*Data provided*:
******

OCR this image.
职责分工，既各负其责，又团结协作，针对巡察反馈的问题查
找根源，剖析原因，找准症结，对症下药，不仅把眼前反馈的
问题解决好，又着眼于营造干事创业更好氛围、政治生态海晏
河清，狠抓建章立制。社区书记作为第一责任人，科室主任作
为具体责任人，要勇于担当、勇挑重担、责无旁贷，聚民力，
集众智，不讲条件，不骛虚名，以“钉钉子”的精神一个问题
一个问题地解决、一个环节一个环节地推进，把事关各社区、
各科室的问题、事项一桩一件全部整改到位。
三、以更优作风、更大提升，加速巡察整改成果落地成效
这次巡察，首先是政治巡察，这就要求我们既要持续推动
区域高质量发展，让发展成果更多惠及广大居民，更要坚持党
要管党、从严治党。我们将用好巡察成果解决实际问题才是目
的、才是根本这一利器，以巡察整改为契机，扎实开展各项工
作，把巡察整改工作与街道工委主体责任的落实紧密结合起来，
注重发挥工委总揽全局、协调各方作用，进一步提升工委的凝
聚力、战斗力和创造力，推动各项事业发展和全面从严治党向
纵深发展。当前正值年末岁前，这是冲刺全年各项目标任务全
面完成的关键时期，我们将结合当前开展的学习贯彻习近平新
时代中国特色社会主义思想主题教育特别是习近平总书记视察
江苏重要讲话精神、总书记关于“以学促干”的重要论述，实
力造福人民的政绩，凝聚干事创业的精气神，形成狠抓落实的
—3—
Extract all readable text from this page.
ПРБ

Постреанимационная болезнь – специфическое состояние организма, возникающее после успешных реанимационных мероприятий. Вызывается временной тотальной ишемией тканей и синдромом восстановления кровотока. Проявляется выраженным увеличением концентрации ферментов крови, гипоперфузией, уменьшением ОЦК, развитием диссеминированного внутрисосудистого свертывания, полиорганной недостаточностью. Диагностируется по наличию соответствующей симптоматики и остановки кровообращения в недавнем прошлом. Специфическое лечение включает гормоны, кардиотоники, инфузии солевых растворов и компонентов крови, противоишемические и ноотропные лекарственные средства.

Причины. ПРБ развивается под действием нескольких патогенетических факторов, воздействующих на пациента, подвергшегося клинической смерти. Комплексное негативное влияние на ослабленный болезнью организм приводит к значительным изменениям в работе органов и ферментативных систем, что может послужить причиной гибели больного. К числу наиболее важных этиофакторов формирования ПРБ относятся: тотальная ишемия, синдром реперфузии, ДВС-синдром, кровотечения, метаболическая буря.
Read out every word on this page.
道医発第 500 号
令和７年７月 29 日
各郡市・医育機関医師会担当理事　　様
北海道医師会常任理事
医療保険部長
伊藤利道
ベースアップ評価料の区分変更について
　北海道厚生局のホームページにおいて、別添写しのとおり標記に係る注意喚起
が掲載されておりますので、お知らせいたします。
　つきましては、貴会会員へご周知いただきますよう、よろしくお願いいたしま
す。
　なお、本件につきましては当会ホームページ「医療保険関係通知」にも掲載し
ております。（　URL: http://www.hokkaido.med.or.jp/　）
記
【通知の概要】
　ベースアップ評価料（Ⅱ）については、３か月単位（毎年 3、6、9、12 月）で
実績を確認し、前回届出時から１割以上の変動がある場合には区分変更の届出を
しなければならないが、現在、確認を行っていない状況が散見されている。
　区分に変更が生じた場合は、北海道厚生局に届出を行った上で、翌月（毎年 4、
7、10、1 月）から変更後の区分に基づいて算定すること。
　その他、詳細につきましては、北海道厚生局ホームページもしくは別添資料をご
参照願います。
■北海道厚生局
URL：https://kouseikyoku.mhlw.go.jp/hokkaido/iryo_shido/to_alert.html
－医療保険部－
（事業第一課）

******

All the entries above need to be reproduced exactly.

*Solution to this problem*:
OCR this image.
职责分工，既各负其责，又团结协作，针对巡察反馈的问题查
找根源，剖析原因，找准症结，对症下药，不仅把眼前反馈的
问题解决好，又着眼于营造干事创业更好氛围、政治生态海晏
河清，狠抓建章立制。社区书记作为第一责任人，科室主任作
为具体责任人，要勇于担当、勇挑重担、责无旁贷，聚民力，
集众智，不讲条件，不骛虚名，以“钉钉子”的精神一个问题
一个问题地解决、一个环节一个环节地推进，把事关各社区、
各科室的问题、事项一桩一件全部整改到位。
三、以更优作风、更大提升，加速巡察整改成果落地成效
这次巡察，首先是政治巡察，这就要求我们既要持续推动
区域高质量发展，让发展成果更多惠及广大居民，更要坚持党
要管党、从严治党。我们将用好巡察成果解决实际问题才是目
的、才是根本这一利器，以巡察整改为契机，扎实开展各项工
作，把巡察整改工作与街道工委主体责任的落实紧密结合起来，
注重发挥工委总揽全局、协调各方作用，进一步提升工委的凝
聚力、战斗力和创造力，推动各项事业发展和全面从严治党向
纵深发展。当前正值年末岁前，这是冲刺全年各项目标任务全
面完成的关键时期，我们将结合当前开展的学习贯彻习近平新
时代中国特色社会主义思想主题教育特别是习近平总书记视察
江苏重要讲话精神、总书记关于“以学促干”的重要论述，实
力造福人民的政绩，凝聚干事创业的精气神，形成狠抓落实的
—3—
Extract all readable text from this page.
ПРБ

Постреанимационная болезнь – специфическое состояние организма, возникающее после успешных реанимационных мероприятий. Вызывается временной тотальной ишемией тканей и синдромом восстановления кровотока. Проявляется выраженным увеличением концентрации ферментов крови, гипоперфузией, уменьшением ОЦК, развитием диссеминированного внутрисосудистого свертывания, полиорганной недостаточностью. Диагностируется по наличию соответствующей симптоматики и остановки кровообращения в недавнем прошлом. Специфическое лечение включает гормоны, кардиотоники, инфузии солевых растворов и компонентов крови, противоишемические и ноотропные лекарственные средства.

Причины. ПРБ развивается под действием нескольких патогенетических факторов, воздействующих на пациента, подвергшегося клинической смерти. Комплексное негативное влияние на ослабленный болезнью организм приводит к значительным изменениям в работе органов и ферментативных систем, что может послужить причиной гибели больного. К числу наиболее важных этиофакторов формирования ПРБ относятся: тотальная ишемия, синдром реперфузии, ДВС-синдром, кровотечения, метаболическая буря.
Read out every word on this page.
道医発第 500 号
令和７年７月 29 日
各郡市・医育機関医師会担当理事　　様
北海道医師会常任理事
医療保険部長
伊藤利道
ベースアップ評価料の区分変更について
　北海道厚生局のホームページにおいて、別添写しのとおり標記に係る注意喚起
が掲載されておりますので、お知らせいたします。
　つきましては、貴会会員へご周知いただきますよう、よろしくお願いいたしま
す。
　なお、本件につきましては当会ホームページ「医療保険関係通知」にも掲載し
ております。（　URL: http://www.hokkaido.med.or.jp/　）
記
【通知の概要】
　ベースアップ評価料（Ⅱ）については、３か月単位（毎年 3、6、9、12 月）で
実績を確認し、前回届出時から１割以上の変動がある場合には区分変更の届出を
しなければならないが、現在、確認を行っていない状況が散見されている。
　区分に変更が生じた場合は、北海道厚生局に届出を行った上で、翌月（毎年 4、
7、10、1 月）から変更後の区分に基づいて算定すること。
　その他、詳細につきましては、北海道厚生局ホームページもしくは別添資料をご
参照願います。
■北海道厚生局
URL：https://kouseikyoku.mhlw.go.jp/hokkaido/iryo_shido/to_alert.html
－医療保険部－
（事業第一課）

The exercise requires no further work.